▸ **PROBLEM**:
What is the number of lines holding the word "usually"? Give that number alone.

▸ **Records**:
|---|

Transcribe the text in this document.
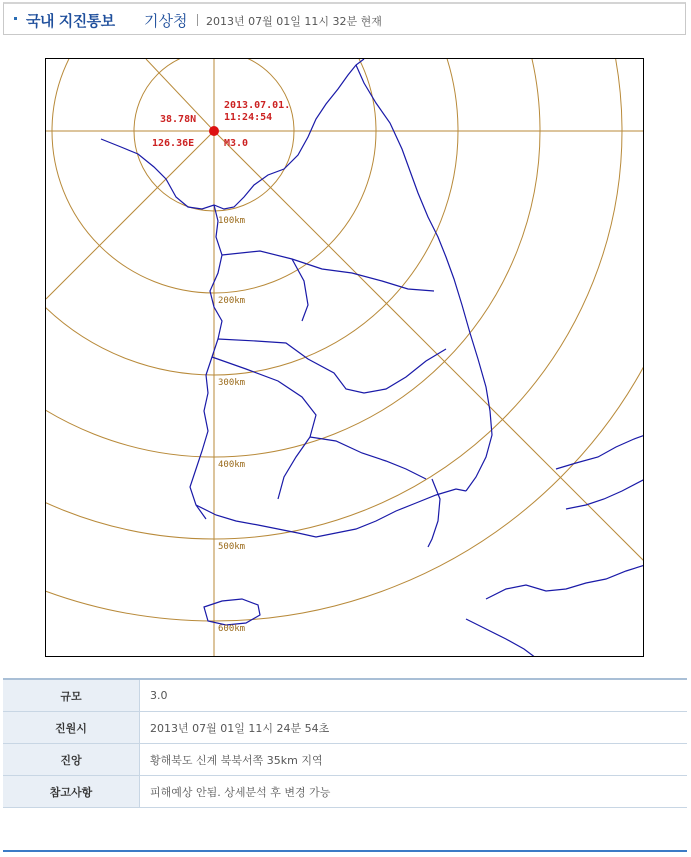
국내 지진통보 기상청 2013년 07월 01일 11시 32분 현재
100km
200km
300km
400km
500km
600km
38.78N
126.36E
2013.07.01.
11:24:54
M3.0
규모	3.0
진원시	2013년 07월 01일 11시 24분 54초
진앙	황해북도 신계 북북서쪽 35km 지역
참고사항	피해예상 안됨. 상세분석 후 변경 가능
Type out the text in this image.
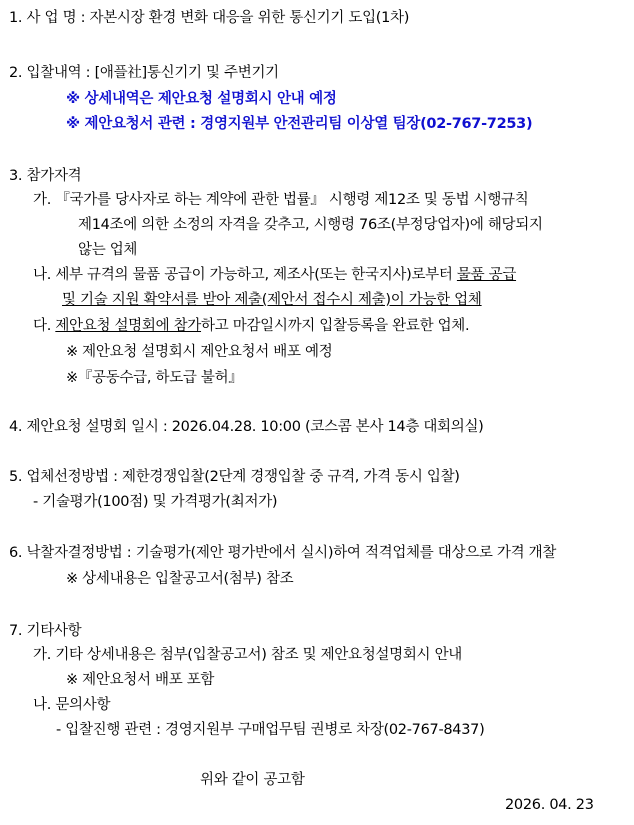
1. 사 업 명 : 자본시장 환경 변화 대응을 위한 통신기기 도입(1차)
2. 입찰내역 : [애플社]통신기기 및 주변기기
※ 상세내역은 제안요청 설명회시 안내 예정
※ 제안요청서 관련 : 경영지원부 안전관리팀 이상열 팀장(02-767-7253)
3. 참가자격
가. 『국가를 당사자로 하는 계약에 관한 법률』 시행령 제12조 및 동법 시행규칙
제14조에 의한 소정의 자격을 갖추고, 시행령 76조(부정당업자)에 해당되지
않는 업체
나. 세부 규격의 물품 공급이 가능하고, 제조사(또는 한국지사)로부터 물품 공급
및 기술 지원 확약서를 받아 제출(제안서 접수시 제출)이 가능한 업체
다. 제안요청 설명회에 참가하고 마감일시까지 입찰등록을 완료한 업체.
※ 제안요청 설명회시 제안요청서 배포 예정
※『공동수급, 하도급 불허』
4. 제안요청 설명회 일시 : 2026.04.28. 10:00 (코스콤 본사 14층 대회의실)
5. 업체선정방법 : 제한경쟁입찰(2단계 경쟁입찰 중 규격, 가격 동시 입찰)
- 기술평가(100점) 및 가격평가(최저가)
6. 낙찰자결정방법 : 기술평가(제안 평가반에서 실시)하여 적격업체를 대상으로 가격 개찰
※ 상세내용은 입찰공고서(첨부) 참조
7. 기타사항
가. 기타 상세내용은 첨부(입찰공고서) 참조 및 제안요청설명회시 안내
※ 제안요청서 배포 포함
나. 문의사항
- 입찰진행 관련 : 경영지원부 구매업무팀 권병로 차장(02-767-8437)
위와 같이 공고함
2026. 04. 23
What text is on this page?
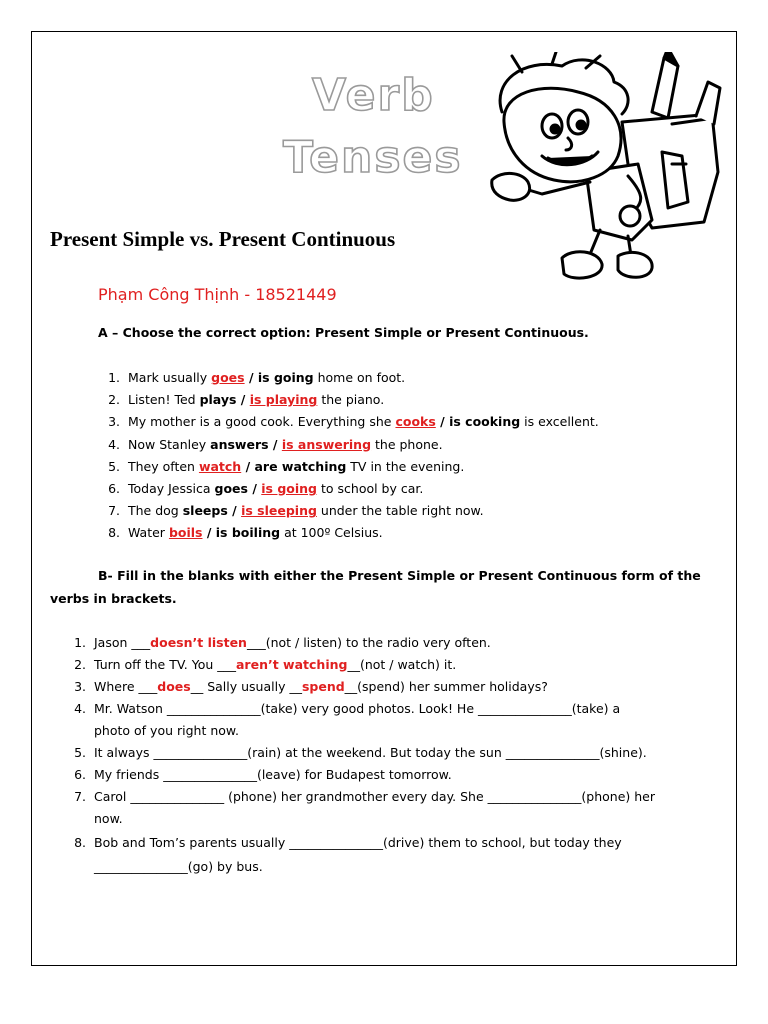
Verb
Tenses
Present Simple vs. Present Continuous
Phạm Công Thịnh - 18521449
A – Choose the correct option: Present Simple or Present Continuous.
1. Mark usually goes / is going home on foot.
2. Listen! Ted plays / is playing the piano.
3. My mother is a good cook. Everything she cooks / is cooking is excellent.
4. Now Stanley answers / is answering the phone.
5. They often watch / are watching TV in the evening.
6. Today Jessica goes / is going to school by car.
7. The dog sleeps / is sleeping under the table right now.
8. Water boils / is boiling at 100º Celsius.
B- Fill in the blanks with either the Present Simple or Present Continuous form of the
verbs in brackets.
1. Jason ___doesn’t listen___(not / listen) to the radio very often.
2. Turn off the TV. You ___aren’t watching__(not / watch) it.
3. Where ___does__ Sally usually __spend__(spend) her summer holidays?
4. Mr. Watson _______________(take) very good photos. Look! He _______________(take) a
photo of you right now.
5. It always _______________(rain) at the weekend. But today the sun _______________(shine).
6. My friends _______________(leave) for Budapest tomorrow.
7. Carol _______________ (phone) her grandmother every day. She _______________(phone) her
now.
8. Bob and Tom’s parents usually _______________(drive) them to school, but today they
_______________(go) by bus.
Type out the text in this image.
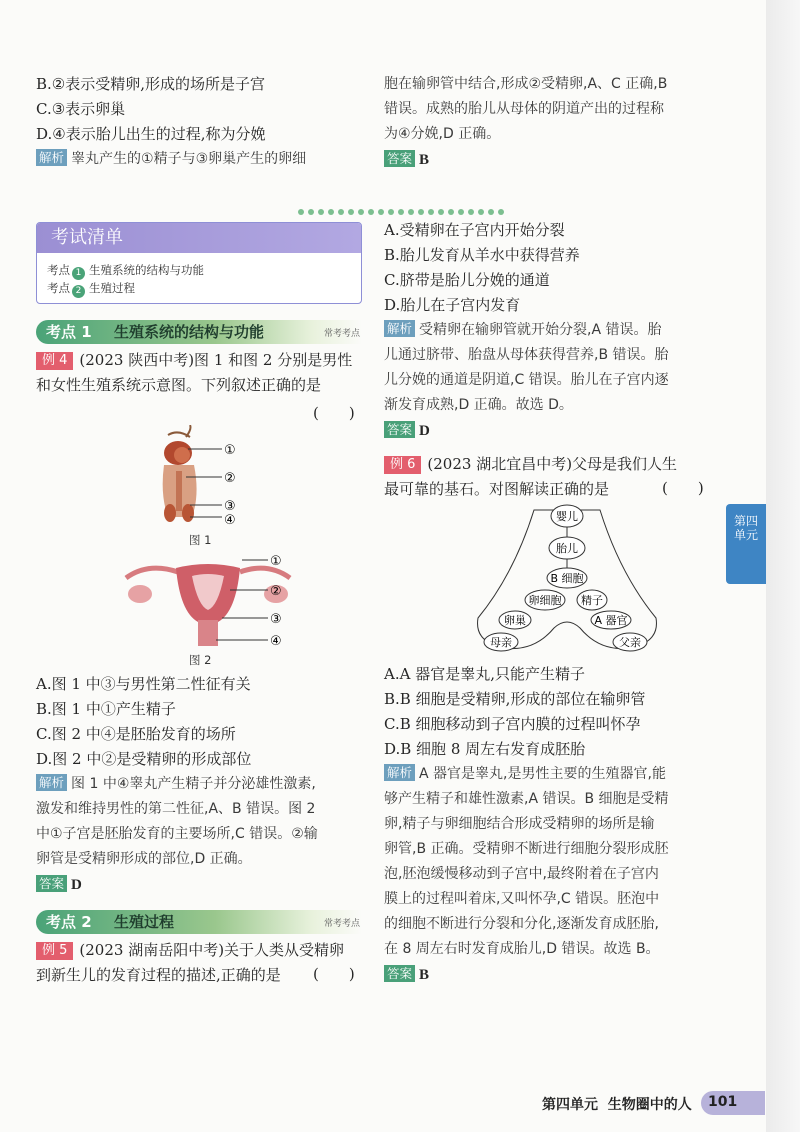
B.②表示受精卵,形成的场所是子宫
C.③表示卵巢
D.④表示胎儿出生的过程,称为分娩
解析 睾丸产生的①精子与③卵巢产生的卵细
胞在输卵管中结合,形成②受精卵,A、C 正确,B
错误。成熟的胎儿从母体的阴道产出的过程称
为④分娩,D 正确。
答案 B
考试清单
考点 1 生殖系统的结构与功能
考点 2 生殖过程
考点 1 生殖系统的结构与功能	常考考点
例 4 (2023 陕西中考)图 1 和图 2 分别是男性
和女性生殖系统示意图。下列叙述正确的是
(　　)
①
②
③
④
图 1
①
②
③
④
图 2
A.图 1 中③与男性第二性征有关
B.图 1 中①产生精子
C.图 2 中④是胚胎发育的场所
D.图 2 中②是受精卵的形成部位
解析 图 1 中④睾丸产生精子并分泌雄性激素,
激发和维持男性的第二性征,A、B 错误。图 2
中①子宫是胚胎发育的主要场所,C 错误。②输
卵管是受精卵形成的部位,D 正确。
答案 D
考点 2 生殖过程	常考考点
例 5 (2023 湖南岳阳中考)关于人类从受精卵
到新生儿的发育过程的描述,正确的是	(　　)
A.受精卵在子宫内开始分裂
B.胎儿发育从羊水中获得营养
C.脐带是胎儿分娩的通道
D.胎儿在子宫内发育
解析 受精卵在输卵管就开始分裂,A 错误。胎
儿通过脐带、胎盘从母体获得营养,B 错误。胎
儿分娩的通道是阴道,C 错误。胎儿在子宫内逐
渐发育成熟,D 正确。故选 D。
答案 D
例 6 (2023 湖北宜昌中考)父母是我们人生
最可靠的基石。对图解读正确的是	(　　)
婴儿
胎儿
B 细胞
卵细胞 精子
卵巢	A 器官
母亲	父亲
A.A 器官是睾丸,只能产生精子
B.B 细胞是受精卵,形成的部位在输卵管
C.B 细胞移动到子宫内膜的过程叫怀孕
D.B 细胞 8 周左右发育成胚胎
解析 A 器官是睾丸,是男性主要的生殖器官,能
够产生精子和雄性激素,A 错误。B 细胞是受精
卵,精子与卵细胞结合形成受精卵的场所是输
卵管,B 正确。受精卵不断进行细胞分裂形成胚
泡,胚泡缓慢移动到子宫中,最终附着在子宫内
膜上的过程叫着床,又叫怀孕,C 错误。胚泡中
的细胞不断进行分裂和分化,逐渐发育成胚胎,
在 8 周左右时发育成胎儿,D 错误。故选 B。
答案 B
第四
单元
第四单元 生物圈中的人 101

|---|

▸ **THE SOLUTION**:
3